Raw data
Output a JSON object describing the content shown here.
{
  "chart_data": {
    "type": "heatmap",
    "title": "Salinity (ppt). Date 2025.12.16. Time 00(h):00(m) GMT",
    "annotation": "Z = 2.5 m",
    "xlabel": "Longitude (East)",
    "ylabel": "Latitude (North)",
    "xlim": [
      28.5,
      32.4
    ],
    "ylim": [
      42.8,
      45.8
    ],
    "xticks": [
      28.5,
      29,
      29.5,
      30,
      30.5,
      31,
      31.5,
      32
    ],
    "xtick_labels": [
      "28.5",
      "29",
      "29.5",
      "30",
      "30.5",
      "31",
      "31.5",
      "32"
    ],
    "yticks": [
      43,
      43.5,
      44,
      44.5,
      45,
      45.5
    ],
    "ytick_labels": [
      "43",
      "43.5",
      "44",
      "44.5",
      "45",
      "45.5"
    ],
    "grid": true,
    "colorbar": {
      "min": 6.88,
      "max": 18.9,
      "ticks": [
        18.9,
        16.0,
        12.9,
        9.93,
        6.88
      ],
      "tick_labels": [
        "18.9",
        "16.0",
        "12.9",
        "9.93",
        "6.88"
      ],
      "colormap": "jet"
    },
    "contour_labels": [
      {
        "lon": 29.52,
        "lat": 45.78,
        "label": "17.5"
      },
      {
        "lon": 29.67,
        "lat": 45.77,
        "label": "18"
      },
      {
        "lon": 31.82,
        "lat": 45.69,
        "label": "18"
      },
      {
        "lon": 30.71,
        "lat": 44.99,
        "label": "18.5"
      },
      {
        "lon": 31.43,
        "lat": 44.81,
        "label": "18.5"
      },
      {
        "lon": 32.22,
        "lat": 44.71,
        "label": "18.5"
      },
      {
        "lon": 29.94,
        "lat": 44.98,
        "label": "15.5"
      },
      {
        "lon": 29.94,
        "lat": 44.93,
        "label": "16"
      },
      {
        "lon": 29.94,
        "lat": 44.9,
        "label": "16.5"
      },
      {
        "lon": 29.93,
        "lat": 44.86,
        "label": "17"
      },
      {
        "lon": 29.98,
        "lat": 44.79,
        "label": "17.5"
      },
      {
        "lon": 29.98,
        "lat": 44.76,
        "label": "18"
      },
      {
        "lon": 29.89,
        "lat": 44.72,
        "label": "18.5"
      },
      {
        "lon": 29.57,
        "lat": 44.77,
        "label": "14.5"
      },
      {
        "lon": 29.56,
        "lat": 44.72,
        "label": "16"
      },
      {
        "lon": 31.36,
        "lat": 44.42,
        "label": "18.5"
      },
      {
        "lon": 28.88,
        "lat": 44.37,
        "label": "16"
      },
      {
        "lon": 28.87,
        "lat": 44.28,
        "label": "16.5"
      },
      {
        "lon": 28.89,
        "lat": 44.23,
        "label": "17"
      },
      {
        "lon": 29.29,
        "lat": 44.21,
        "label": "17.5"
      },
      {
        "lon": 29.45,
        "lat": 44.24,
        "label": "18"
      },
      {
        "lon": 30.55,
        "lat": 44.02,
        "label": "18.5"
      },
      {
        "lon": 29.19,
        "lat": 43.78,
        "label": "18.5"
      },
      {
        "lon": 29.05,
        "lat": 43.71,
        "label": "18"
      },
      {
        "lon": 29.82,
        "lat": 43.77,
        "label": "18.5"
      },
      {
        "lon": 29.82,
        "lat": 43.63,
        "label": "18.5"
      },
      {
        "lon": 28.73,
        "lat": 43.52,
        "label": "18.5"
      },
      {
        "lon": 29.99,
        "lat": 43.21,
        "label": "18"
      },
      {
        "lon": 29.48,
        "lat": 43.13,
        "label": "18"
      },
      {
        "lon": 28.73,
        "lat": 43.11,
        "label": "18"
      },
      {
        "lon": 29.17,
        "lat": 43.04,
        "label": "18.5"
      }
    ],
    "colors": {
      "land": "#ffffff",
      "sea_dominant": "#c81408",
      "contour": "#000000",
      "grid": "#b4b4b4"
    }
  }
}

Problem statement
Extract every line above exactly as it stands.

Exercise output
Output a JSON object describing the content shown here.
{
  "chart_data": {
    "type": "heatmap",
    "title": "Salinity (ppt). Date 2025.12.16. Time 00(h):00(m) GMT",
    "annotation": "Z = 2.5 m",
    "xlabel": "Longitude (East)",
    "ylabel": "Latitude (North)",
    "xlim": [
      28.5,
      32.4
    ],
    "ylim": [
      42.8,
      45.8
    ],
    "xticks": [
      28.5,
      29,
      29.5,
      30,
      30.5,
      31,
      31.5,
      32
    ],
    "xtick_labels": [
      "28.5",
      "29",
      "29.5",
      "30",
      "30.5",
      "31",
      "31.5",
      "32"
    ],
    "yticks": [
      43,
      43.5,
      44,
      44.5,
      45,
      45.5
    ],
    "ytick_labels": [
      "43",
      "43.5",
      "44",
      "44.5",
      "45",
      "45.5"
    ],
    "grid": true,
    "colorbar": {
      "min": 6.88,
      "max": 18.9,
      "ticks": [
        18.9,
        16.0,
        12.9,
        9.93,
        6.88
      ],
      "tick_labels": [
        "18.9",
        "16.0",
        "12.9",
        "9.93",
        "6.88"
      ],
      "colormap": "jet"
    },
    "contour_labels": [
      {
        "lon": 29.52,
        "lat": 45.78,
        "label": "17.5"
      },
      {
        "lon": 29.67,
        "lat": 45.77,
        "label": "18"
      },
      {
        "lon": 31.82,
        "lat": 45.69,
        "label": "18"
      },
      {
        "lon": 30.71,
        "lat": 44.99,
        "label": "18.5"
      },
      {
        "lon": 31.43,
        "lat": 44.81,
        "label": "18.5"
      },
      {
        "lon": 32.22,
        "lat": 44.71,
        "label": "18.5"
      },
      {
        "lon": 29.94,
        "lat": 44.98,
        "label": "15.5"
      },
      {
        "lon": 29.94,
        "lat": 44.93,
        "label": "16"
      },
      {
        "lon": 29.94,
        "lat": 44.9,
        "label": "16.5"
      },
      {
        "lon": 29.93,
        "lat": 44.86,
        "label": "17"
      },
      {
        "lon": 29.98,
        "lat": 44.79,
        "label": "17.5"
      },
      {
        "lon": 29.98,
        "lat": 44.76,
        "label": "18"
      },
      {
        "lon": 29.89,
        "lat": 44.72,
        "label": "18.5"
      },
      {
        "lon": 29.57,
        "lat": 44.77,
        "label": "14.5"
      },
      {
        "lon": 29.56,
        "lat": 44.72,
        "label": "16"
      },
      {
        "lon": 31.36,
        "lat": 44.42,
        "label": "18.5"
      },
      {
        "lon": 28.88,
        "lat": 44.37,
        "label": "16"
      },
      {
        "lon": 28.87,
        "lat": 44.28,
        "label": "16.5"
      },
      {
        "lon": 28.89,
        "lat": 44.23,
        "label": "17"
      },
      {
        "lon": 29.29,
        "lat": 44.21,
        "label": "17.5"
      },
      {
        "lon": 29.45,
        "lat": 44.24,
        "label": "18"
      },
      {
        "lon": 30.55,
        "lat": 44.02,
        "label": "18.5"
      },
      {
        "lon": 29.19,
        "lat": 43.78,
        "label": "18.5"
      },
      {
        "lon": 29.05,
        "lat": 43.71,
        "label": "18"
      },
      {
        "lon": 29.82,
        "lat": 43.77,
        "label": "18.5"
      },
      {
        "lon": 29.82,
        "lat": 43.63,
        "label": "18.5"
      },
      {
        "lon": 28.73,
        "lat": 43.52,
        "label": "18.5"
      },
      {
        "lon": 29.99,
        "lat": 43.21,
        "label": "18"
      },
      {
        "lon": 29.48,
        "lat": 43.13,
        "label": "18"
      },
      {
        "lon": 28.73,
        "lat": 43.11,
        "label": "18"
      },
      {
        "lon": 29.17,
        "lat": 43.04,
        "label": "18.5"
      }
    ],
    "colors": {
      "land": "#ffffff",
      "sea_dominant": "#c81408",
      "contour": "#000000",
      "grid": "#b4b4b4"
    }
  }
}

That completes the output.